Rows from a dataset
• • • • •

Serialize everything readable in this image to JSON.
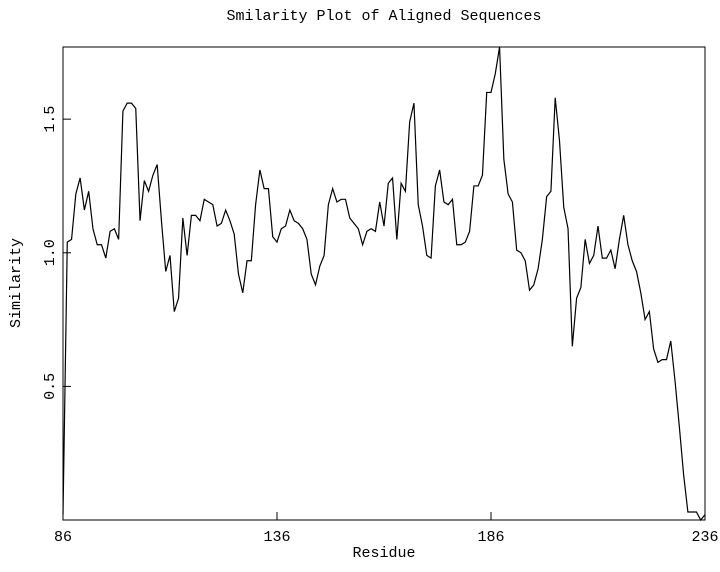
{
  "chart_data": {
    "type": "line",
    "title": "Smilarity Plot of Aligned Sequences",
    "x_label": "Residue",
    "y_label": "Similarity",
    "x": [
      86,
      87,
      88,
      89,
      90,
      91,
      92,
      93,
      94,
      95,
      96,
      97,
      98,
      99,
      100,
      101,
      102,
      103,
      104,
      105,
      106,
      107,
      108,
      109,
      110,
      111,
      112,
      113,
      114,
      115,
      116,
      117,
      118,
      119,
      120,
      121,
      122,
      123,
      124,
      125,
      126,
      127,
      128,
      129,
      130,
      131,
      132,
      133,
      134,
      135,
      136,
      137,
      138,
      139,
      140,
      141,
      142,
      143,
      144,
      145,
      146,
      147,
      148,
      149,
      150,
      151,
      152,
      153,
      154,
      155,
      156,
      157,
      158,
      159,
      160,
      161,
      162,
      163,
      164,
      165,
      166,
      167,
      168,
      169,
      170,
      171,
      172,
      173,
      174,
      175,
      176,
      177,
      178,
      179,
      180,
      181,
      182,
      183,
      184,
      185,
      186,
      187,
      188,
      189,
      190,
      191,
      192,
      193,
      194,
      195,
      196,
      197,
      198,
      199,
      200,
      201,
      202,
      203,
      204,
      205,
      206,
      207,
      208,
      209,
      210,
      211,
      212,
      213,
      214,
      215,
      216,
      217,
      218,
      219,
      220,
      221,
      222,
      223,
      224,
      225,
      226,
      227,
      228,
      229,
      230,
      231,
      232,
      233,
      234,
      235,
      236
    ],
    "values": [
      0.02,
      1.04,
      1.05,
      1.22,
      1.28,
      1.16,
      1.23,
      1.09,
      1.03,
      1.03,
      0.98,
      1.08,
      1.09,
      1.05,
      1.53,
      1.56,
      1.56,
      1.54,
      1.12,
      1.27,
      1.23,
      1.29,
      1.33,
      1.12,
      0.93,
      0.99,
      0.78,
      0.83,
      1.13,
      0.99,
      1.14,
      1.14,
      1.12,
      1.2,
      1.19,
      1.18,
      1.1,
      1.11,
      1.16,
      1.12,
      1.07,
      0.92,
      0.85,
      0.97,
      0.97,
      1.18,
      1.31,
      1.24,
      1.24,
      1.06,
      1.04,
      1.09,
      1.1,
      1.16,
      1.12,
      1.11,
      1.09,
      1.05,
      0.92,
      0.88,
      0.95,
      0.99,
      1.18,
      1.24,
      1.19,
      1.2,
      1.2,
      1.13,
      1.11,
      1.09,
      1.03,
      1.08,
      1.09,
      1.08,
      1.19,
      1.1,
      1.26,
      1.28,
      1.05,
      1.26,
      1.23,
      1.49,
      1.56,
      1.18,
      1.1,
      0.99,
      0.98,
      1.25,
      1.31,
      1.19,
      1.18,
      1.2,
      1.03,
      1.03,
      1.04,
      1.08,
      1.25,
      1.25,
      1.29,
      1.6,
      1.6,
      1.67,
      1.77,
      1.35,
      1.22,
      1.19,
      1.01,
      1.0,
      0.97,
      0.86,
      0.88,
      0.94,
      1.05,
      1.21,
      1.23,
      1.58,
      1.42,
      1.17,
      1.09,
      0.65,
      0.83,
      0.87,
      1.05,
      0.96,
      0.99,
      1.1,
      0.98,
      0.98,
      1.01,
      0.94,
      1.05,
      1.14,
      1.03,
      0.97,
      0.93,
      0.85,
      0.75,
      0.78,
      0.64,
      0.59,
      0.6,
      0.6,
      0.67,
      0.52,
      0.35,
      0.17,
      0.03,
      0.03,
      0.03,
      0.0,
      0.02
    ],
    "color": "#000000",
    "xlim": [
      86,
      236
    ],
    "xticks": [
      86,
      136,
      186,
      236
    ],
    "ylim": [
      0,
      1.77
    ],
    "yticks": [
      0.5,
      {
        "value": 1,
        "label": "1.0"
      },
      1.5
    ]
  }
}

• • • • •

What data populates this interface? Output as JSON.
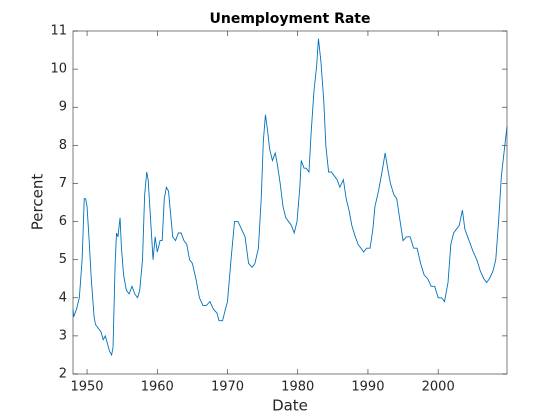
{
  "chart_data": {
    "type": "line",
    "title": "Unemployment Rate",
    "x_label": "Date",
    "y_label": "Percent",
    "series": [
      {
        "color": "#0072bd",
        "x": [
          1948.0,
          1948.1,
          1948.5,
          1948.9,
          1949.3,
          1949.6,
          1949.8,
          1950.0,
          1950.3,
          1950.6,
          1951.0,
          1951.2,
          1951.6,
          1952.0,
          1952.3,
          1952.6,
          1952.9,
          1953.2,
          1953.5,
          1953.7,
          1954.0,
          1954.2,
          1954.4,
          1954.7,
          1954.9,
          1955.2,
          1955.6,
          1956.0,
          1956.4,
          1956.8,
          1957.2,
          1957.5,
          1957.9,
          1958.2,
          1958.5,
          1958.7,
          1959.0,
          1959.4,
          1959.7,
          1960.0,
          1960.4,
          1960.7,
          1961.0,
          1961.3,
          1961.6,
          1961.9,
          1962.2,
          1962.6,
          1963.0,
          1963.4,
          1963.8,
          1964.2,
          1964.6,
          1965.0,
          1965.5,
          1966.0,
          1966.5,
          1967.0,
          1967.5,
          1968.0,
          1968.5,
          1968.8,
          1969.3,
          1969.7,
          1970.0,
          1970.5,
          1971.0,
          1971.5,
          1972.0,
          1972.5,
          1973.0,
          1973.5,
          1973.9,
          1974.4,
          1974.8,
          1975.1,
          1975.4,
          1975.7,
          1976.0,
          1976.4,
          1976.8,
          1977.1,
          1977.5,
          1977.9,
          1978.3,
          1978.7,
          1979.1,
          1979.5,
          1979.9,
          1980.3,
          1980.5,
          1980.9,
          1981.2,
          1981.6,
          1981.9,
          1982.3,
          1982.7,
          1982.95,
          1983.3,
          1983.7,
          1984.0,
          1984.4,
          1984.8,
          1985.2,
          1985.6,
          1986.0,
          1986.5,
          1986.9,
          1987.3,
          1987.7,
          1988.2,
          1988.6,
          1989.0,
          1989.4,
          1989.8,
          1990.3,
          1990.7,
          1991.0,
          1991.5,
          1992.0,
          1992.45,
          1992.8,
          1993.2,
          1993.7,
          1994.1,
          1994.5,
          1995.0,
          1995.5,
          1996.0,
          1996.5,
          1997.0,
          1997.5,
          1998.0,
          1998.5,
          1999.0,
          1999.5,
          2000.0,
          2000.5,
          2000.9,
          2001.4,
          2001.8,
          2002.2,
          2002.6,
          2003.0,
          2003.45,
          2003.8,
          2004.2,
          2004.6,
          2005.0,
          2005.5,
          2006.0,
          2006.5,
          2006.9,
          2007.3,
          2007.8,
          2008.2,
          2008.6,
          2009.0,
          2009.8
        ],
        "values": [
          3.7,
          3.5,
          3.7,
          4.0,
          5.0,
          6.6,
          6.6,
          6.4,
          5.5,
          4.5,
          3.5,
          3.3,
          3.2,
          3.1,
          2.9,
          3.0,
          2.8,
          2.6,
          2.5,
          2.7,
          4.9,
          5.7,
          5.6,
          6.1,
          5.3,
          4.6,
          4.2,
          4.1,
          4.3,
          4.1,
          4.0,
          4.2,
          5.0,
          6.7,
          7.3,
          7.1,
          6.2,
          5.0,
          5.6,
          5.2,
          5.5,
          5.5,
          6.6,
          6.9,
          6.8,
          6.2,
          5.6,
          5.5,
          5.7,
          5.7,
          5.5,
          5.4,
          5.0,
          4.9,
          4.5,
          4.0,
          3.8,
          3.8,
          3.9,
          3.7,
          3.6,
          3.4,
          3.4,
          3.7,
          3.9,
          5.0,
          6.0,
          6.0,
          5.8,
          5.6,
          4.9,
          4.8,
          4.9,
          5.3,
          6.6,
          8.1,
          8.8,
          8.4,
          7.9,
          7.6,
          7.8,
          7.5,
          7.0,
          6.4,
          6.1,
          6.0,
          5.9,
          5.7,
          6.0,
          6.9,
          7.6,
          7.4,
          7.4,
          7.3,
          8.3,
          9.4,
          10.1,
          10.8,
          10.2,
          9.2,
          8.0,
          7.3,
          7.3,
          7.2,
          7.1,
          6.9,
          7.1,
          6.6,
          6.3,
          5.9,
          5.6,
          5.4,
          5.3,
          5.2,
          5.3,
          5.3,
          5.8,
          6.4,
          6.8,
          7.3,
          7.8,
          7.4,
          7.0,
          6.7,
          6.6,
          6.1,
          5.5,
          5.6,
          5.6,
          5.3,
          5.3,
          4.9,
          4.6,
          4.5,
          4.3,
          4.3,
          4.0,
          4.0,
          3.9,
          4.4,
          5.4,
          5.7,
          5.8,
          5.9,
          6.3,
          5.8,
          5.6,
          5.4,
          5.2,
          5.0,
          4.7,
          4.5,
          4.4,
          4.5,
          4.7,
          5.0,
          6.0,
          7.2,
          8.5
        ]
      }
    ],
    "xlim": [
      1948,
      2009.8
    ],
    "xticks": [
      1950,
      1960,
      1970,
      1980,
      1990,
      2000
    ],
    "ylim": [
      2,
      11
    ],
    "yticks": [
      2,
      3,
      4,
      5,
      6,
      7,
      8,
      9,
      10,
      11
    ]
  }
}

• • • • •

REQUIREMENTS:
Return every line holding the word "this" from the records.

RESULT:
Serialize everything readable in this image to JSON.
What data populates this interface? Output as JSON.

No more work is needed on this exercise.